_Recorded information_:

"""

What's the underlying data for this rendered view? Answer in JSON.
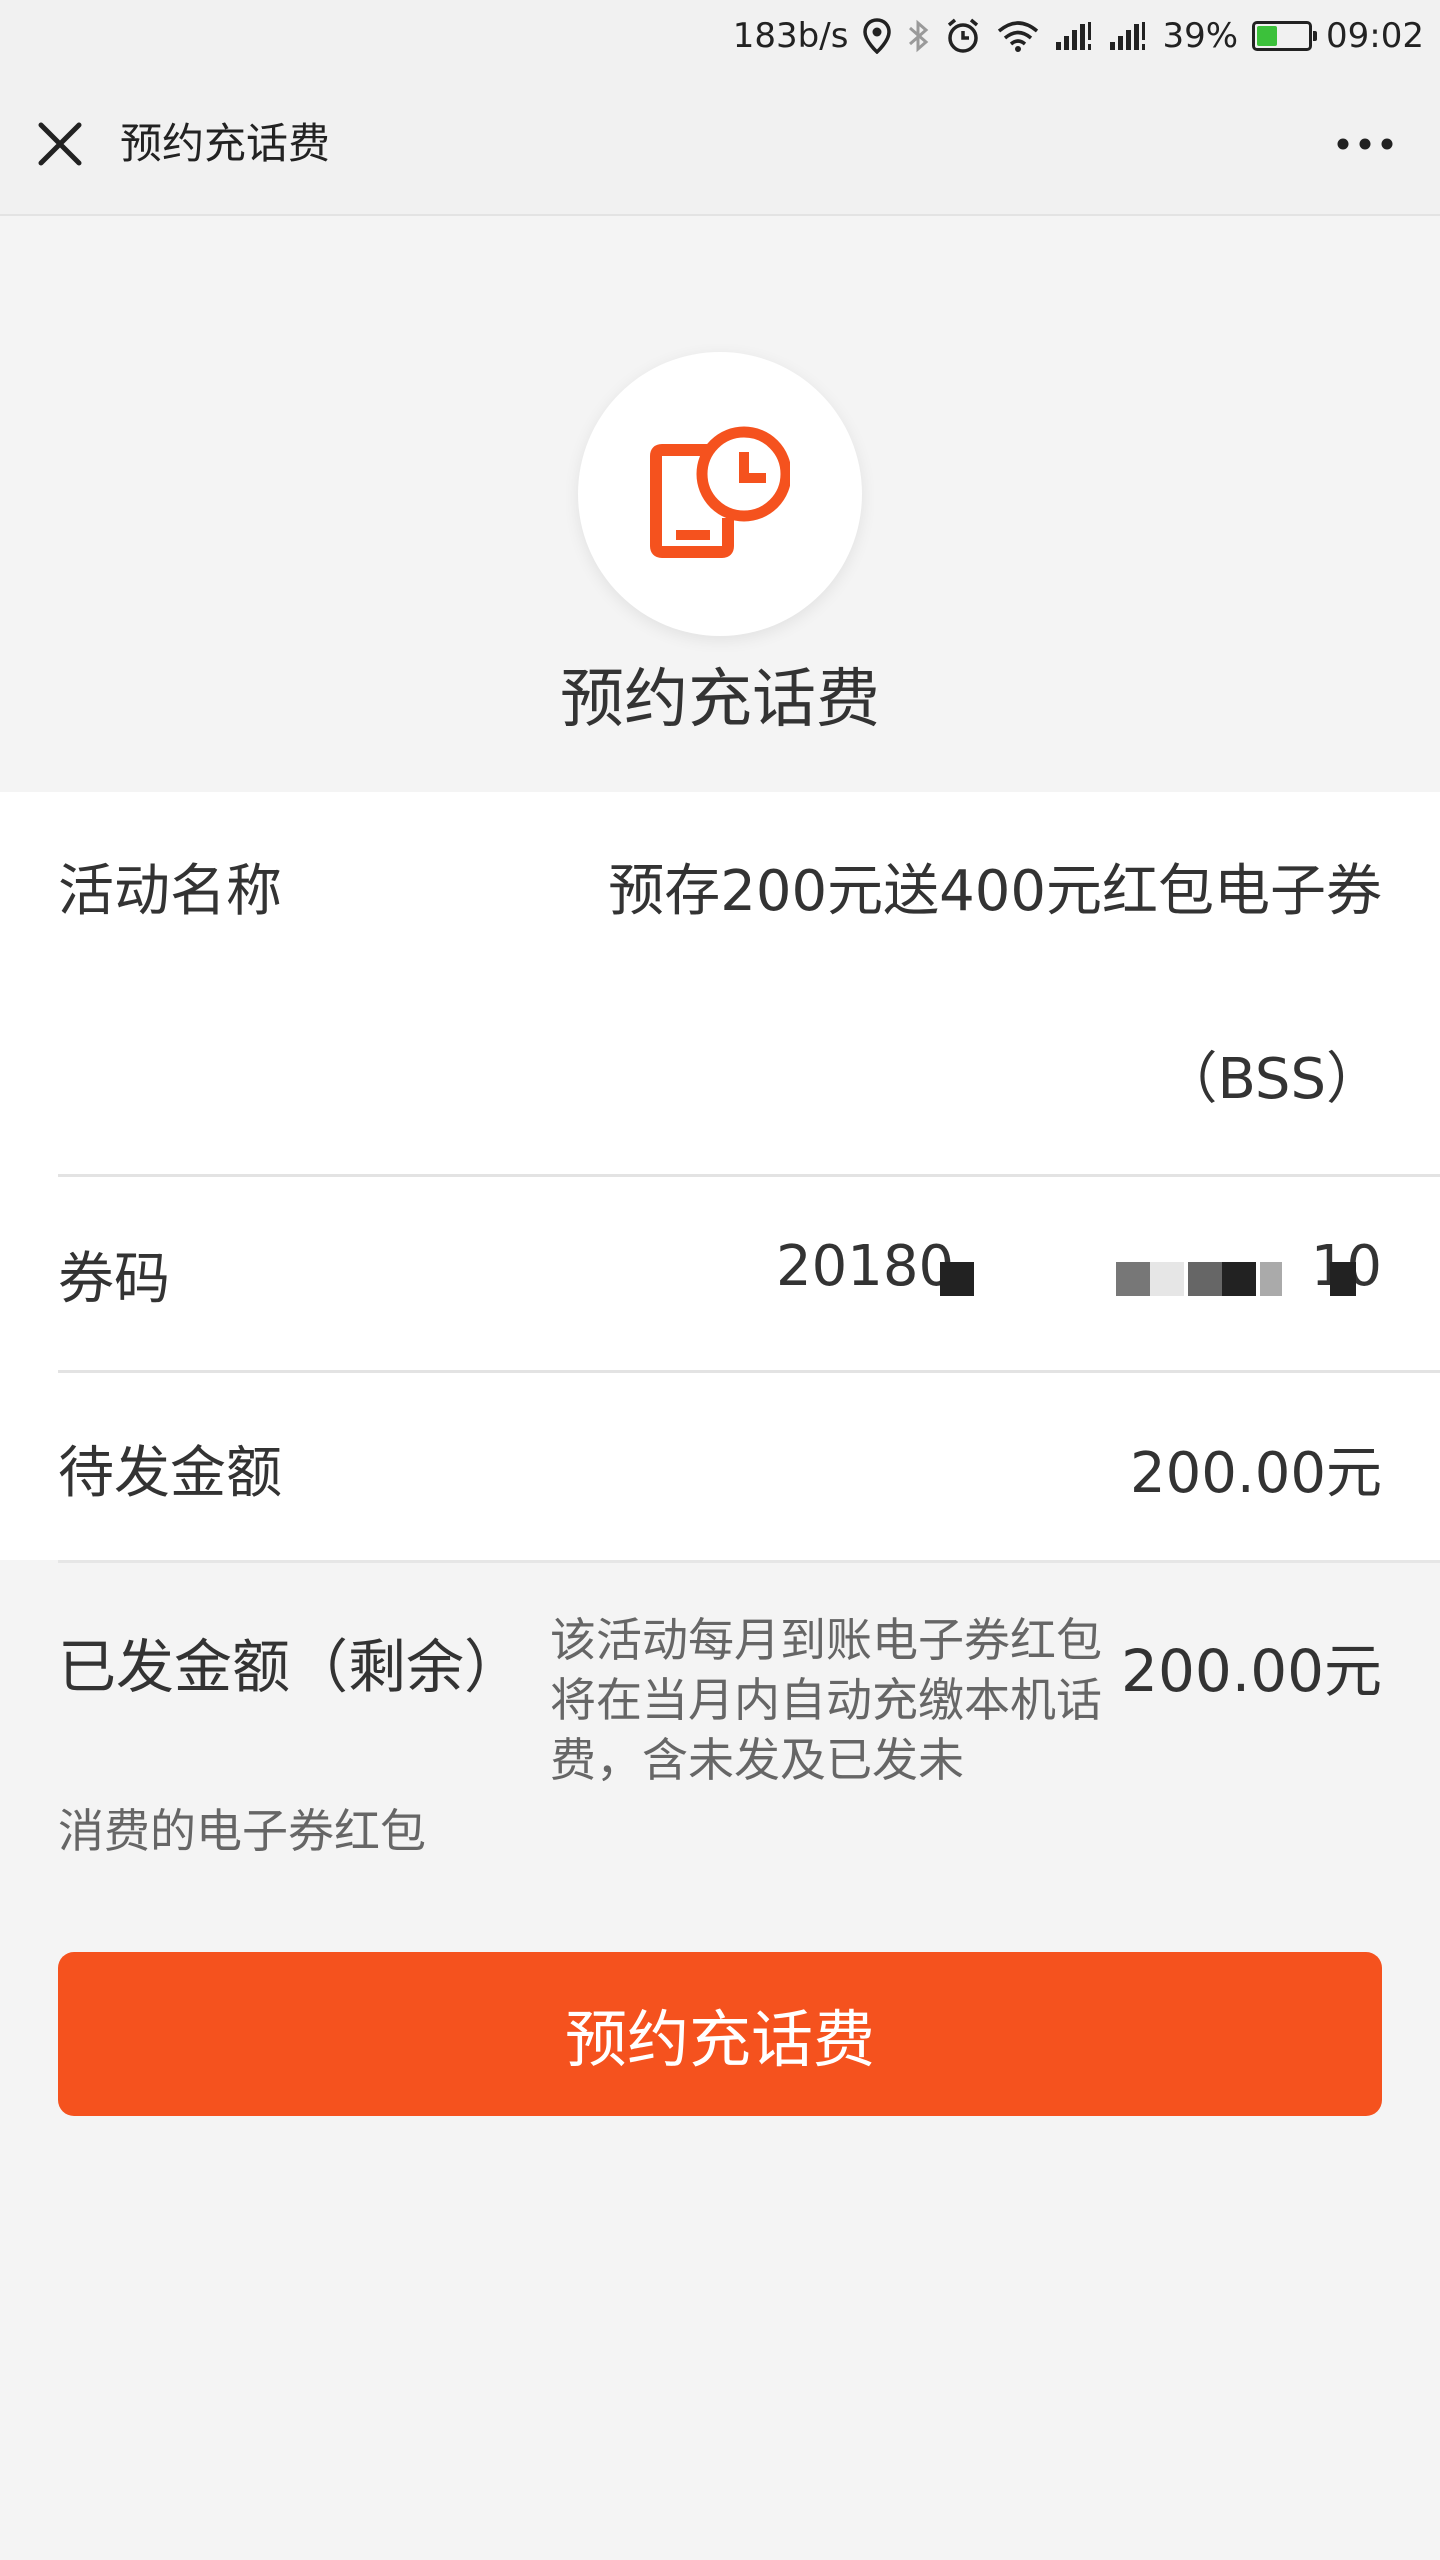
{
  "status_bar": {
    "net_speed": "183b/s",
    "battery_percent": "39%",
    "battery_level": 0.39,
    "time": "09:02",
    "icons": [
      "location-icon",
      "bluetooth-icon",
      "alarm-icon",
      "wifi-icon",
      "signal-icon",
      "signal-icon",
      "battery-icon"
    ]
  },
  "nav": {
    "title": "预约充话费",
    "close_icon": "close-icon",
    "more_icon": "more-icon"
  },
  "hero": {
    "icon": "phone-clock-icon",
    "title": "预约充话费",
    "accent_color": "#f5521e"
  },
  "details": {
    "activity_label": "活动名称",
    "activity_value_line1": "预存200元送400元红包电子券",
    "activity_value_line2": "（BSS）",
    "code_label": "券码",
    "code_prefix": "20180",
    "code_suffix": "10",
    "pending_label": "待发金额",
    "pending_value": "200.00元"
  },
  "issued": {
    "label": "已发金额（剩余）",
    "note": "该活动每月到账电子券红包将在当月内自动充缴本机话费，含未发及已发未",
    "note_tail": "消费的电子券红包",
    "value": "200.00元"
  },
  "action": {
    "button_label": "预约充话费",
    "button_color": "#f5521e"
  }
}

"""

_Prompt_:
Copy every line of the data exactly as written, excluding the pictures.

_Complete output_:
What's the underlying data for this rendered view? Answer in JSON.
{
  "status_bar": {
    "net_speed": "183b/s",
    "battery_percent": "39%",
    "battery_level": 0.39,
    "time": "09:02",
    "icons": [
      "location-icon",
      "bluetooth-icon",
      "alarm-icon",
      "wifi-icon",
      "signal-icon",
      "signal-icon",
      "battery-icon"
    ]
  },
  "nav": {
    "title": "预约充话费",
    "close_icon": "close-icon",
    "more_icon": "more-icon"
  },
  "hero": {
    "icon": "phone-clock-icon",
    "title": "预约充话费",
    "accent_color": "#f5521e"
  },
  "details": {
    "activity_label": "活动名称",
    "activity_value_line1": "预存200元送400元红包电子券",
    "activity_value_line2": "（BSS）",
    "code_label": "券码",
    "code_prefix": "20180",
    "code_suffix": "10",
    "pending_label": "待发金额",
    "pending_value": "200.00元"
  },
  "issued": {
    "label": "已发金额（剩余）",
    "note": "该活动每月到账电子券红包将在当月内自动充缴本机话费，含未发及已发未",
    "note_tail": "消费的电子券红包",
    "value": "200.00元"
  },
  "action": {
    "button_label": "预约充话费",
    "button_color": "#f5521e"
  }
}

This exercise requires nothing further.